### Aim of the task
Output the lines of the entries below beginning at the one with "Give me the JSON representation of this chart's" and ending with the last, exactly as written and without pictures.

### Provided data
* * *

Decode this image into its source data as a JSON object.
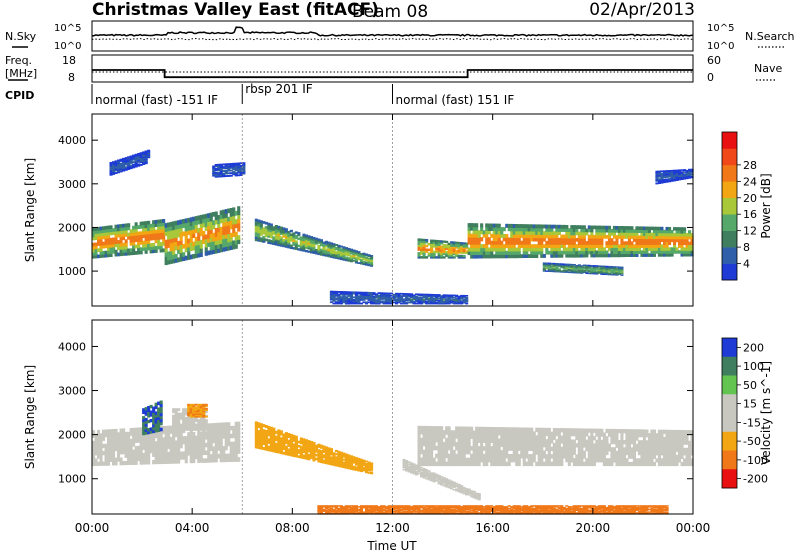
{
  "header": {
    "title": "Christmas Valley East (fitACF)",
    "beam": "Beam 08",
    "date": "02/Apr/2013"
  },
  "status_panels": {
    "nsky_label": "N.Sky",
    "nsky_ticks": [
      "10^5",
      "10^0"
    ],
    "nsearch_label": "N.Search",
    "nsearch_ticks": [
      "10^5",
      "10^0"
    ],
    "freq_label": "Freq.",
    "freq_unit": "[MHz]",
    "freq_ticks": [
      "18",
      "8"
    ],
    "nave_label": "Nave",
    "nave_ticks": [
      "60",
      "0"
    ],
    "cpid_label": "CPID",
    "cpid_segments": [
      {
        "label": "normal (fast) -151 IF",
        "start_hour": 0,
        "end_hour": 6
      },
      {
        "label": "rbsp 201 IF",
        "start_hour": 6,
        "end_hour": 12
      },
      {
        "label": "normal (fast) 151 IF",
        "start_hour": 12,
        "end_hour": 24
      }
    ],
    "freq_profile": [
      {
        "start_hour": 0,
        "end_hour": 2.9,
        "mhz": 13
      },
      {
        "start_hour": 2.9,
        "end_hour": 15,
        "mhz": 10
      },
      {
        "start_hour": 15,
        "end_hour": 24,
        "mhz": 13
      }
    ]
  },
  "colors": {
    "power_scale": [
      "#1e3bd6",
      "#2f5fa8",
      "#3f7f5f",
      "#55a86a",
      "#a8c83a",
      "#f2a614",
      "#f07818",
      "#f04818",
      "#e81010"
    ],
    "velocity_scale": [
      "#1e3bd6",
      "#3f7f5f",
      "#63c450",
      "#c8c8c0",
      "#c8c8c0",
      "#f2a614",
      "#f07818",
      "#e81010"
    ]
  },
  "chart_data": [
    {
      "type": "heatmap",
      "title": "",
      "xlabel": "",
      "ylabel": "Slant Range [km]",
      "xlim": [
        0,
        24
      ],
      "ylim": [
        200,
        4600
      ],
      "yticks": [
        "1000",
        "2000",
        "3000",
        "4000"
      ],
      "colorbar_label": "Power [dB]",
      "colorbar_ticks": [
        "4",
        "8",
        "12",
        "16",
        "20",
        "24",
        "28"
      ],
      "colorbar_range": [
        0,
        32
      ],
      "features": [
        {
          "t0": 0.0,
          "t1": 2.9,
          "r_low": [
            1300,
            1450
          ],
          "r_high": [
            2000,
            2200
          ],
          "peak_db": 28
        },
        {
          "t0": 2.9,
          "t1": 5.9,
          "r_low": [
            1150,
            1550
          ],
          "r_high": [
            2100,
            2500
          ],
          "peak_db": 26
        },
        {
          "t0": 6.5,
          "t1": 11.2,
          "r_low": [
            1700,
            1100
          ],
          "r_high": [
            2200,
            1350
          ],
          "peak_db": 20
        },
        {
          "t0": 13.0,
          "t1": 15.0,
          "r_low": [
            1300,
            1300
          ],
          "r_high": [
            1750,
            1650
          ],
          "peak_db": 26
        },
        {
          "t0": 15.0,
          "t1": 24.0,
          "r_low": [
            1300,
            1350
          ],
          "r_high": [
            2100,
            2000
          ],
          "peak_db": 28
        },
        {
          "t0": 18.0,
          "t1": 21.2,
          "r_low": [
            1000,
            900
          ],
          "r_high": [
            1200,
            1100
          ],
          "peak_db": 16
        },
        {
          "t0": 0.7,
          "t1": 2.3,
          "r_low": [
            3200,
            3500
          ],
          "r_high": [
            3500,
            3800
          ],
          "peak_db": 6
        },
        {
          "t0": 4.8,
          "t1": 6.1,
          "r_low": [
            3150,
            3200
          ],
          "r_high": [
            3450,
            3500
          ],
          "peak_db": 6
        },
        {
          "t0": 22.5,
          "t1": 24.0,
          "r_low": [
            3000,
            3150
          ],
          "r_high": [
            3300,
            3350
          ],
          "peak_db": 6
        },
        {
          "t0": 9.5,
          "t1": 15.0,
          "r_low": [
            250,
            250
          ],
          "r_high": [
            550,
            450
          ],
          "peak_db": 7
        }
      ]
    },
    {
      "type": "heatmap",
      "title": "",
      "xlabel": "Time UT",
      "ylabel": "Slant Range [km]",
      "xlim": [
        0,
        24
      ],
      "ylim": [
        200,
        4600
      ],
      "xticks": [
        "00:00",
        "04:00",
        "08:00",
        "12:00",
        "16:00",
        "20:00",
        "00:00"
      ],
      "yticks": [
        "1000",
        "2000",
        "3000",
        "4000"
      ],
      "colorbar_label": "Velocity [m s^-1]",
      "colorbar_ticks": [
        "200",
        "100",
        "50",
        "15",
        "-15",
        "-50",
        "-100",
        "-200"
      ],
      "colorbar_range": [
        -250,
        250
      ],
      "features": [
        {
          "t0": 0.0,
          "t1": 5.9,
          "r_low": [
            1300,
            1400
          ],
          "r_high": [
            2100,
            2300
          ],
          "velocity": 0
        },
        {
          "t0": 2.0,
          "t1": 2.8,
          "r_low": [
            2000,
            2100
          ],
          "r_high": [
            2600,
            2800
          ],
          "velocity": 200
        },
        {
          "t0": 3.2,
          "t1": 4.6,
          "r_low": [
            2100,
            2100
          ],
          "r_high": [
            2600,
            2600
          ],
          "velocity": 40
        },
        {
          "t0": 3.8,
          "t1": 4.6,
          "r_low": [
            2400,
            2400
          ],
          "r_high": [
            2700,
            2700
          ],
          "velocity": -50
        },
        {
          "t0": 6.5,
          "t1": 11.2,
          "r_low": [
            1700,
            1100
          ],
          "r_high": [
            2300,
            1350
          ],
          "velocity": -40
        },
        {
          "t0": 13.0,
          "t1": 24.0,
          "r_low": [
            1300,
            1300
          ],
          "r_high": [
            2200,
            2100
          ],
          "velocity": 0
        },
        {
          "t0": 12.4,
          "t1": 15.5,
          "r_low": [
            1200,
            500
          ],
          "r_high": [
            1450,
            650
          ],
          "velocity": 40
        },
        {
          "t0": 9.0,
          "t1": 23.0,
          "r_low": [
            200,
            200
          ],
          "r_high": [
            400,
            400
          ],
          "velocity": -60
        }
      ]
    }
  ]
}
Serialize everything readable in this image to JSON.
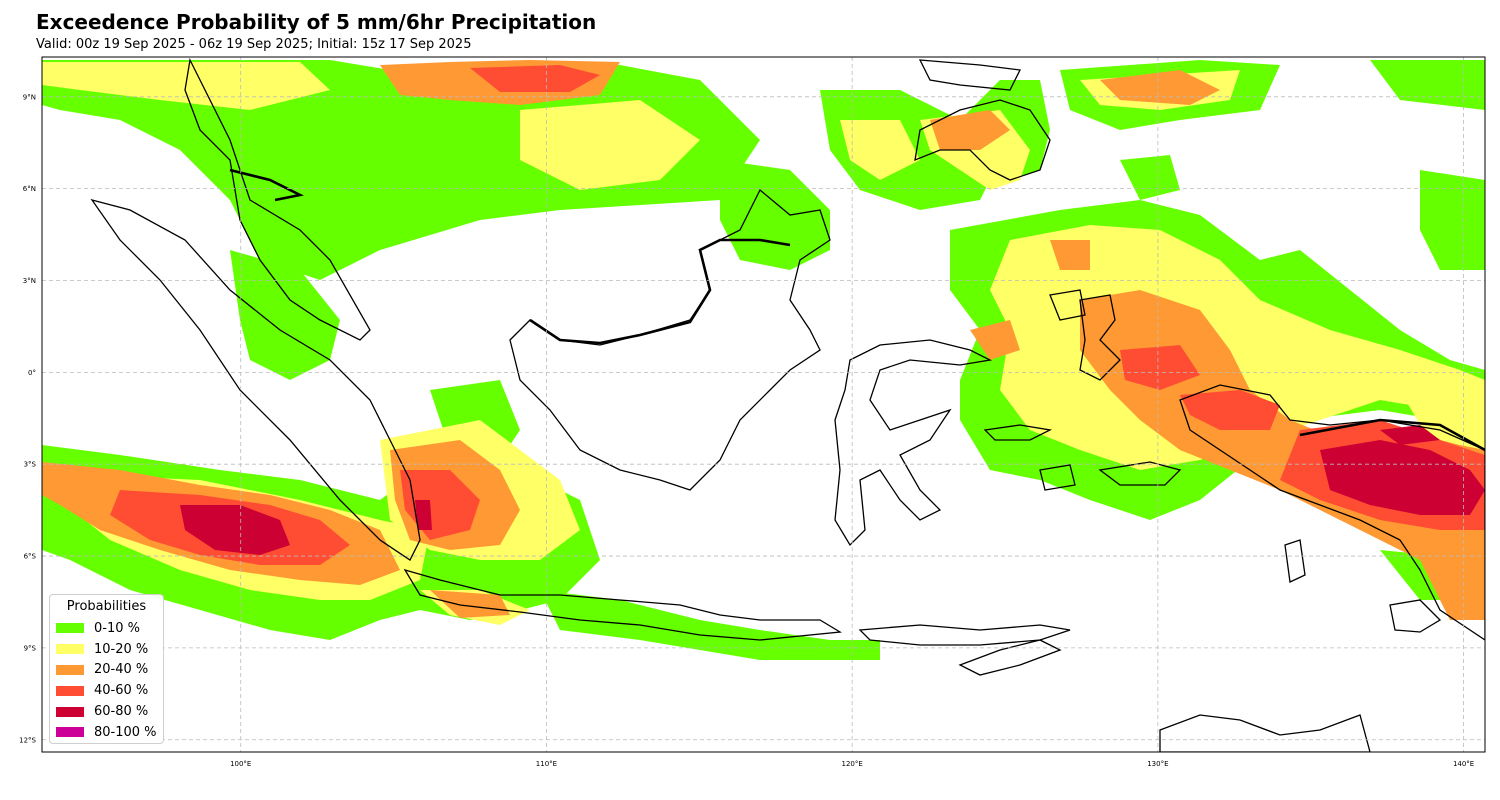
{
  "title": "Exceedence Probability of 5 mm/6hr Precipitation",
  "subtitle": "Valid: 00z 19 Sep 2025 - 06z 19 Sep 2025; Initial: 15z 17 Sep 2025",
  "lat_ticks": [
    {
      "value": 9,
      "label": "9°N"
    },
    {
      "value": 6,
      "label": "6°N"
    },
    {
      "value": 3,
      "label": "3°N"
    },
    {
      "value": 0,
      "label": "0°"
    },
    {
      "value": -3,
      "label": "3°S"
    },
    {
      "value": -6,
      "label": "6°S"
    },
    {
      "value": -9,
      "label": "9°S"
    },
    {
      "value": -12,
      "label": "12°S"
    }
  ],
  "lon_ticks": [
    {
      "value": 100,
      "label": "100°E"
    },
    {
      "value": 110,
      "label": "110°E"
    },
    {
      "value": 120,
      "label": "120°E"
    },
    {
      "value": 130,
      "label": "130°E"
    },
    {
      "value": 140,
      "label": "140°E"
    }
  ],
  "extent": {
    "lon_min": 93.5,
    "lon_max": 140.7,
    "lat_min": -12.4,
    "lat_max": 10.3
  },
  "legend": {
    "title": "Probabilities",
    "items": [
      {
        "label": "0-10 %",
        "color": "#66ff00"
      },
      {
        "label": "10-20 %",
        "color": "#ffff66"
      },
      {
        "label": "20-40 %",
        "color": "#ff9933"
      },
      {
        "label": "40-60 %",
        "color": "#ff4d33"
      },
      {
        "label": "60-80 %",
        "color": "#cc0033"
      },
      {
        "label": "80-100 %",
        "color": "#cc0099"
      }
    ]
  }
}
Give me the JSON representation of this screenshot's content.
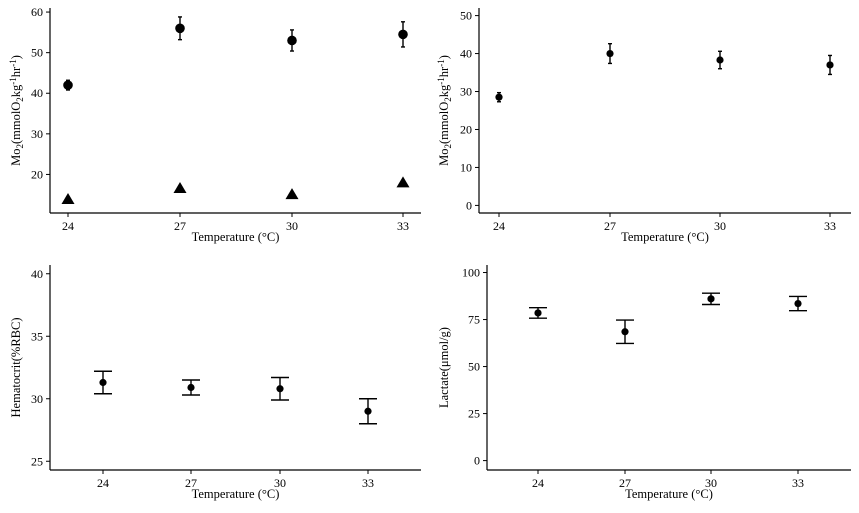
{
  "chart_data": [
    {
      "type": "scatter",
      "id": "top-left",
      "title": "",
      "xlabel": "Temperature (°C)",
      "ylabel_main": "Mo",
      "ylabel_sub": "2",
      "ylabel_rest": "(mmolO",
      "ylabel_sub2": "2",
      "ylabel_tail": "kg",
      "ylabel_sup1": "-1",
      "ylabel_hr": "hr",
      "ylabel_sup2": "-1",
      "ylabel_close": ")",
      "categories": [
        "24",
        "27",
        "30",
        "33"
      ],
      "ylim": [
        10.5,
        61
      ],
      "yticks": [
        20,
        30,
        40,
        50,
        60
      ],
      "series": [
        {
          "marker": "circle",
          "values": [
            42.0,
            56.0,
            53.0,
            54.5
          ],
          "err": [
            1.2,
            2.8,
            2.6,
            3.1
          ],
          "cap": "narrow"
        },
        {
          "marker": "triangle",
          "values": [
            13.8,
            16.5,
            15.0,
            17.9
          ],
          "err": [
            0,
            0,
            0,
            0
          ],
          "cap": "none"
        }
      ]
    },
    {
      "type": "scatter",
      "id": "top-right",
      "title": "",
      "xlabel": "Temperature (°C)",
      "ylabel_main": "Mo",
      "ylabel_sub": "2",
      "ylabel_rest": "(mmolO",
      "ylabel_sub2": "2",
      "ylabel_tail": "kg",
      "ylabel_sup1": "-1",
      "ylabel_hr": "hr",
      "ylabel_sup2": "-1",
      "ylabel_close": ")",
      "categories": [
        "24",
        "27",
        "30",
        "33"
      ],
      "ylim": [
        -2,
        52
      ],
      "yticks": [
        0,
        10,
        20,
        30,
        40,
        50
      ],
      "series": [
        {
          "marker": "circle-small",
          "values": [
            28.5,
            40.0,
            38.3,
            37.0
          ],
          "err": [
            1.2,
            2.6,
            2.3,
            2.5
          ],
          "cap": "narrow"
        }
      ]
    },
    {
      "type": "scatter",
      "id": "bottom-left",
      "title": "",
      "xlabel": "Temperature (°C)",
      "ylabel_main": "Hematocrit(%RBC)",
      "categories": [
        "24",
        "27",
        "30",
        "33"
      ],
      "ylim": [
        24.3,
        40.7
      ],
      "yticks": [
        25,
        30,
        35,
        40
      ],
      "series": [
        {
          "marker": "circle-small",
          "values": [
            31.3,
            30.9,
            30.8,
            29.0
          ],
          "err": [
            0.9,
            0.6,
            0.9,
            1.0
          ],
          "cap": "wide"
        }
      ]
    },
    {
      "type": "scatter",
      "id": "bottom-right",
      "title": "",
      "xlabel": "Temperature (°C)",
      "ylabel_main": "Lactate(μmol/g)",
      "categories": [
        "24",
        "27",
        "30",
        "33"
      ],
      "ylim": [
        -5,
        104
      ],
      "yticks": [
        0,
        25,
        50,
        75,
        100
      ],
      "series": [
        {
          "marker": "circle-small",
          "values": [
            78.5,
            68.5,
            86.0,
            83.5
          ],
          "err": [
            2.8,
            6.2,
            3.0,
            3.8
          ],
          "cap": "wide"
        }
      ]
    }
  ]
}
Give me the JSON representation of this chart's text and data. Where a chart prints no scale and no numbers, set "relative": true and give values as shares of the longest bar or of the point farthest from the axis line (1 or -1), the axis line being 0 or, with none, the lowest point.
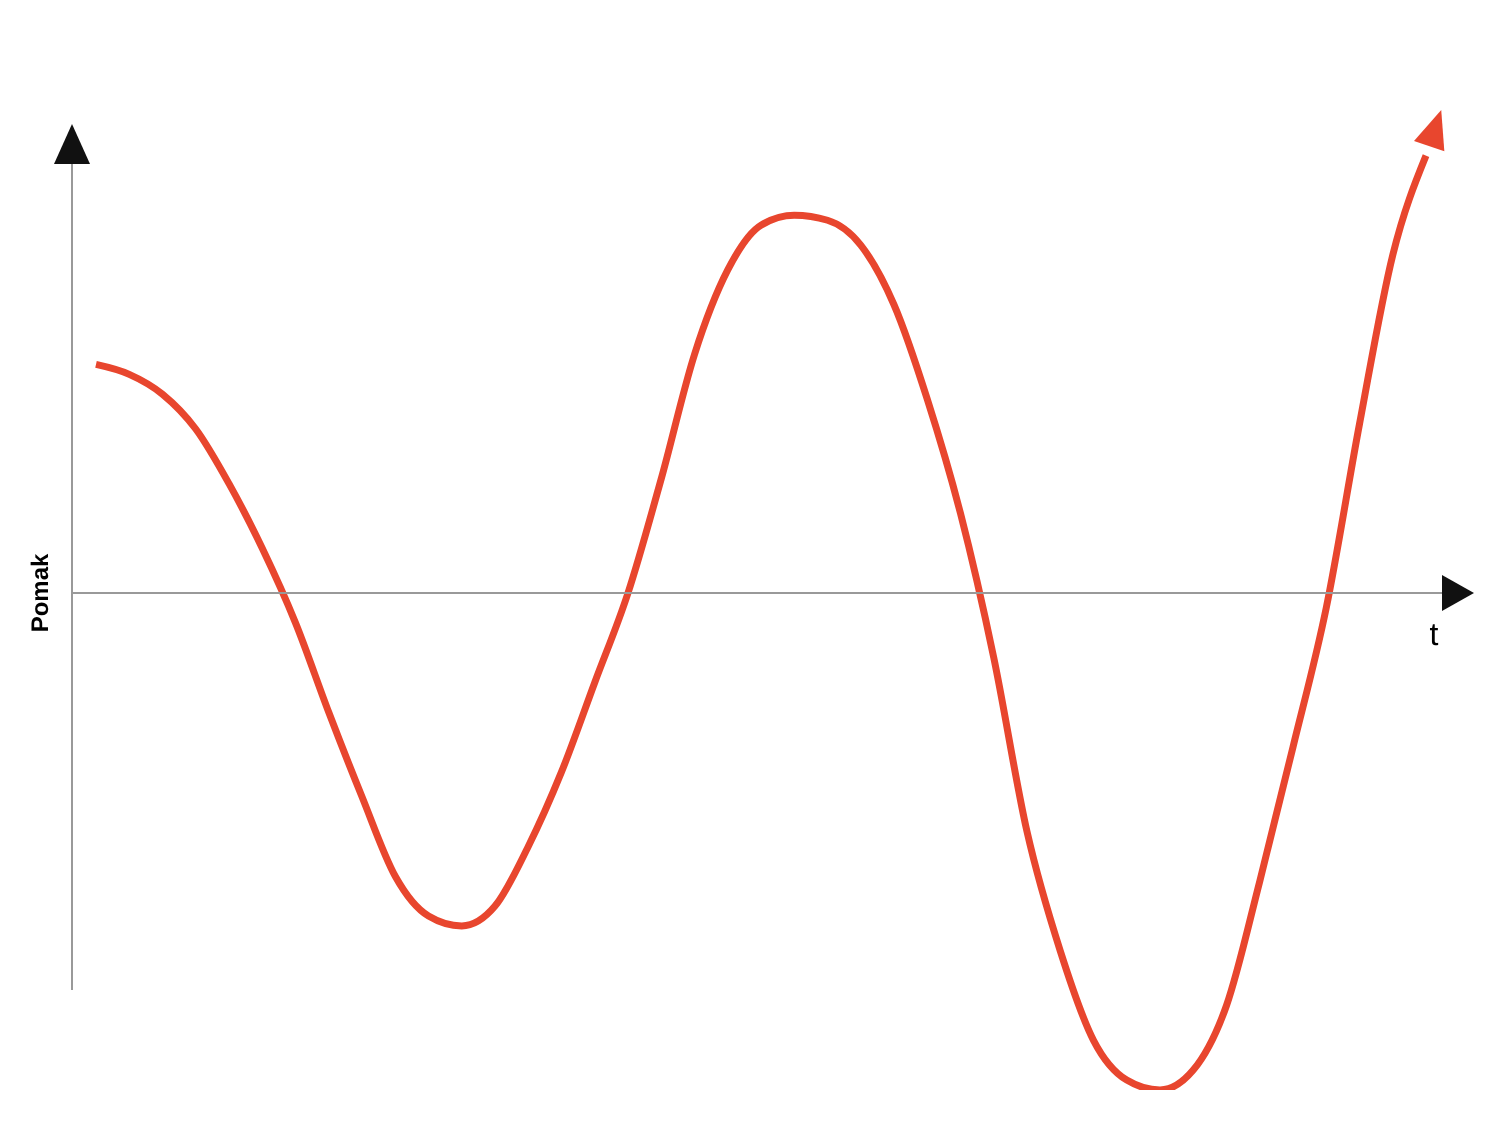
{
  "chart_data": {
    "type": "line",
    "relative": true,
    "xlabel": "t",
    "ylabel": "Pomak",
    "marker": "none",
    "legend": false,
    "grid": false,
    "categories": [
      null,
      null,
      null,
      null,
      null,
      null,
      null,
      null,
      null,
      null,
      null,
      null,
      null,
      null,
      null,
      null,
      null,
      null,
      null,
      null,
      null,
      null,
      null,
      null,
      null,
      null,
      null,
      null,
      null,
      null,
      null,
      null,
      null,
      null,
      null,
      null,
      null,
      null,
      null,
      null,
      null
    ],
    "series": [
      {
        "color": "#e8462e",
        "values": [
          0.46,
          0.44,
          0.4,
          0.33,
          0.22,
          0.09,
          -0.06,
          -0.24,
          -0.41,
          -0.57,
          -0.65,
          -0.67,
          -0.63,
          -0.51,
          -0.36,
          -0.18,
          0,
          0.23,
          0.48,
          0.65,
          0.74,
          0.76,
          0.75,
          0.7,
          0.58,
          0.39,
          0.16,
          -0.13,
          -0.48,
          -0.72,
          -0.9,
          -0.98,
          -1,
          -0.96,
          -0.83,
          -0.58,
          -0.31,
          -0.03,
          0.34,
          0.68,
          0.88
        ]
      }
    ]
  }
}
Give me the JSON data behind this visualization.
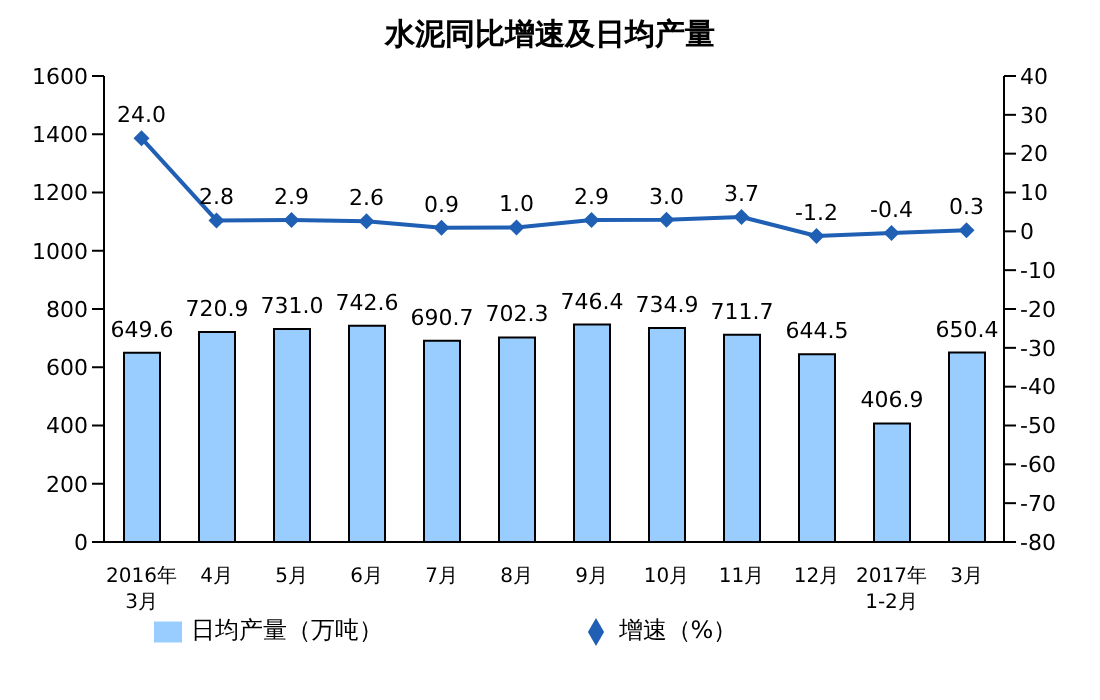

* * *

### The reply
Give me the JSON representation of this chart's text and data. Where a chart prints no scale and no numbers, set "relative": true and give values as shares of the longest bar or of the point farthest from the axis line (1 or -1), the axis line being 0 or, with none, the lowest point.
{
  "chart_data": {
    "type": "line",
    "relative": true,
    "xlabel": "t",
    "ylabel": "Pomak",
    "marker": "none",
    "legend": false,
    "grid": false,
    "categories": [
      null,
      null,
      null,
      null,
      null,
      null,
      null,
      null,
      null,
      null,
      null,
      null,
      null,
      null,
      null,
      null,
      null,
      null,
      null,
      null,
      null,
      null,
      null,
      null,
      null,
      null,
      null,
      null,
      null,
      null,
      null,
      null,
      null,
      null,
      null,
      null,
      null,
      null,
      null,
      null,
      null
    ],
    "series": [
      {
        "color": "#e8462e",
        "values": [
          0.46,
          0.44,
          0.4,
          0.33,
          0.22,
          0.09,
          -0.06,
          -0.24,
          -0.41,
          -0.57,
          -0.65,
          -0.67,
          -0.63,
          -0.51,
          -0.36,
          -0.18,
          0,
          0.23,
          0.48,
          0.65,
          0.74,
          0.76,
          0.75,
          0.7,
          0.58,
          0.39,
          0.16,
          -0.13,
          -0.48,
          -0.72,
          -0.9,
          -0.98,
          -1,
          -0.96,
          -0.83,
          -0.58,
          -0.31,
          -0.03,
          0.34,
          0.68,
          0.88
        ]
      }
    ]
  }
}
Give me the JSON data behind this visualization.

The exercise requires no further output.